— BEGIN DATA IN THIS EXERCISE —
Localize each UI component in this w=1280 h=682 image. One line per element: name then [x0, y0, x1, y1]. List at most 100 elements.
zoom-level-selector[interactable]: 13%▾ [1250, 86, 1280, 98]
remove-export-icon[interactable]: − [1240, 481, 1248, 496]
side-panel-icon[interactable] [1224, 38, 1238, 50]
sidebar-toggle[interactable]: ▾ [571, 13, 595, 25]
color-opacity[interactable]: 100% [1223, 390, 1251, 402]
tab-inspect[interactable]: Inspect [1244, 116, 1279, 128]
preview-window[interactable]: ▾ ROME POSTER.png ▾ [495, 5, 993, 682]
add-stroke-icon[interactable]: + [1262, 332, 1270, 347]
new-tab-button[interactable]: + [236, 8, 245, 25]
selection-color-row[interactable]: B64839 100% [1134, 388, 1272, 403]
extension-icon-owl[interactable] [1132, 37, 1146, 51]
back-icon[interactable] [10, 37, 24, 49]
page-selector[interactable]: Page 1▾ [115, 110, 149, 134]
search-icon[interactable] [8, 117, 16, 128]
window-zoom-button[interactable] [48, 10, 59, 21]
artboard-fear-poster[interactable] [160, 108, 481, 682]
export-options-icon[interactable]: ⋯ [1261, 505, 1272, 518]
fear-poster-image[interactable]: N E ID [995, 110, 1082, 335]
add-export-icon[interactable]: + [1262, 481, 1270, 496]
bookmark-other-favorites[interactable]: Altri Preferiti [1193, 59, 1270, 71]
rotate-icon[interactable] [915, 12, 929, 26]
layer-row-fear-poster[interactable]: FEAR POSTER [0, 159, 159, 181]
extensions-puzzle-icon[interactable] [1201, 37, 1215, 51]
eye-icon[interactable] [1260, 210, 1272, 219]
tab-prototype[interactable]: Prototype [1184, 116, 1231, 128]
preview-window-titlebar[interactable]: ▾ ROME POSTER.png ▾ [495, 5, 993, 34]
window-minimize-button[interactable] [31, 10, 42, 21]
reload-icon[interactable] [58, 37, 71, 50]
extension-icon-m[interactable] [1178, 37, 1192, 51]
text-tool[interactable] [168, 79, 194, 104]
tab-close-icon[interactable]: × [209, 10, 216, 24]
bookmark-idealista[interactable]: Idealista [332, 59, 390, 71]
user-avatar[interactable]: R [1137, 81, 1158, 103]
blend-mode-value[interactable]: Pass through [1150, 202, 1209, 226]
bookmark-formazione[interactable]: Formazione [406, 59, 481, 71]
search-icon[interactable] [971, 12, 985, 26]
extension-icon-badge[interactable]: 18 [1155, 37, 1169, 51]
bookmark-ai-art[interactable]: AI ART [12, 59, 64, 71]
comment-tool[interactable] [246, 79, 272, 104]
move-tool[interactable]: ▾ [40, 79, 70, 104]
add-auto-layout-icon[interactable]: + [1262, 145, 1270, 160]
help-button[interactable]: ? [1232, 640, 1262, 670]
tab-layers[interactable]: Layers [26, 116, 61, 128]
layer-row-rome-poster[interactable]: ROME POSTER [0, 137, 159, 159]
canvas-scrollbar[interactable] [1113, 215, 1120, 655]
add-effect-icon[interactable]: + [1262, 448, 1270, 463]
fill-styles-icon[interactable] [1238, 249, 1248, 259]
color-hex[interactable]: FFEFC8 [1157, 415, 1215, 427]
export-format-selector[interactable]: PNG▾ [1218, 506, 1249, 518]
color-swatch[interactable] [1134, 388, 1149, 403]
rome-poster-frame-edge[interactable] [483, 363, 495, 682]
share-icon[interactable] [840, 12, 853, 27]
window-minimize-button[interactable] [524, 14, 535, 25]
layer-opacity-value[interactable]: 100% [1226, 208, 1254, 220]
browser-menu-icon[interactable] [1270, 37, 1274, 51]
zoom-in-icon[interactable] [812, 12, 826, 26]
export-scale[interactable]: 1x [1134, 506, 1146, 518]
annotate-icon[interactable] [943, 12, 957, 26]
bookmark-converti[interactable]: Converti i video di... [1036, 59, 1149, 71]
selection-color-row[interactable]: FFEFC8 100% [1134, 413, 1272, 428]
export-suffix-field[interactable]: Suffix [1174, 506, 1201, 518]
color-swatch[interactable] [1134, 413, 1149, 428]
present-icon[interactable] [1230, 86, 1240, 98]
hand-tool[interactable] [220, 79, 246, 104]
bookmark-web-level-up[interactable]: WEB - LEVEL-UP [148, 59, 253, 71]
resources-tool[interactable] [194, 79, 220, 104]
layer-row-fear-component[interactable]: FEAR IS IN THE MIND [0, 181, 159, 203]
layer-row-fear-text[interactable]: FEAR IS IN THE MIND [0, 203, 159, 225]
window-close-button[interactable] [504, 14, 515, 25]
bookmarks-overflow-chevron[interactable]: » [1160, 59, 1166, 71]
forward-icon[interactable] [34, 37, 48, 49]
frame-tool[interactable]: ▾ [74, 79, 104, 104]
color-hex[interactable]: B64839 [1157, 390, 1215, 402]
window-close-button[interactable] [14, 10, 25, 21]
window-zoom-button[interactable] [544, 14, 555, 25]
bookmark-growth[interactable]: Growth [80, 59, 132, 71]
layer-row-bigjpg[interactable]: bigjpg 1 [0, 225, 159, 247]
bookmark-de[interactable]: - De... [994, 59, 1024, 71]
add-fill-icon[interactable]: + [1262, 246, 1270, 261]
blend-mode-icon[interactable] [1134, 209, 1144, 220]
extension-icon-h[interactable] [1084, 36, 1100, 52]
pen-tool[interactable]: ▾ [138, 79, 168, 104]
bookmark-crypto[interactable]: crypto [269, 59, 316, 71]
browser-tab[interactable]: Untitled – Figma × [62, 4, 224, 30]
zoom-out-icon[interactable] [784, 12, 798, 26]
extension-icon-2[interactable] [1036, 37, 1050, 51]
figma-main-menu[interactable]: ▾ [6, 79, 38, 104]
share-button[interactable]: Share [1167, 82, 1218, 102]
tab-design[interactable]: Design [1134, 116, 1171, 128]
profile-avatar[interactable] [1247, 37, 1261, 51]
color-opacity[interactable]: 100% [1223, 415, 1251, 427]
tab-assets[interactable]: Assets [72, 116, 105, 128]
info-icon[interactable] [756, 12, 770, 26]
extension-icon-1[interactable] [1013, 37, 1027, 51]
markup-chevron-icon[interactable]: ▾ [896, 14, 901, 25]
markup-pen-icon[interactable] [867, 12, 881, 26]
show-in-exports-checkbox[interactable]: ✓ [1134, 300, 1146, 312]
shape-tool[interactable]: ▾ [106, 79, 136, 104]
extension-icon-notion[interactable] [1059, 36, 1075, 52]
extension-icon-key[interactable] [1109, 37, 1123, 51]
— END DATA IN THIS EXERCISE —
YOUR INSTRUCTIONS:
Please copy out, word for word, the lines of the listing above from its first line through the line holding "back-icon[interactable] [10, 37, 24, 49]", with that line included.

TASK RESPONSE:
Localize each UI component in this w=1280 h=682 image. One line per element: name then [x0, y0, x1, y1]. List at most 100 elements.
zoom-level-selector[interactable]: 13%▾ [1250, 86, 1280, 98]
remove-export-icon[interactable]: − [1240, 481, 1248, 496]
side-panel-icon[interactable] [1224, 38, 1238, 50]
sidebar-toggle[interactable]: ▾ [571, 13, 595, 25]
color-opacity[interactable]: 100% [1223, 390, 1251, 402]
tab-inspect[interactable]: Inspect [1244, 116, 1279, 128]
preview-window[interactable]: ▾ ROME POSTER.png ▾ [495, 5, 993, 682]
add-stroke-icon[interactable]: + [1262, 332, 1270, 347]
new-tab-button[interactable]: + [236, 8, 245, 25]
selection-color-row[interactable]: B64839 100% [1134, 388, 1272, 403]
extension-icon-owl[interactable] [1132, 37, 1146, 51]
back-icon[interactable] [10, 37, 24, 49]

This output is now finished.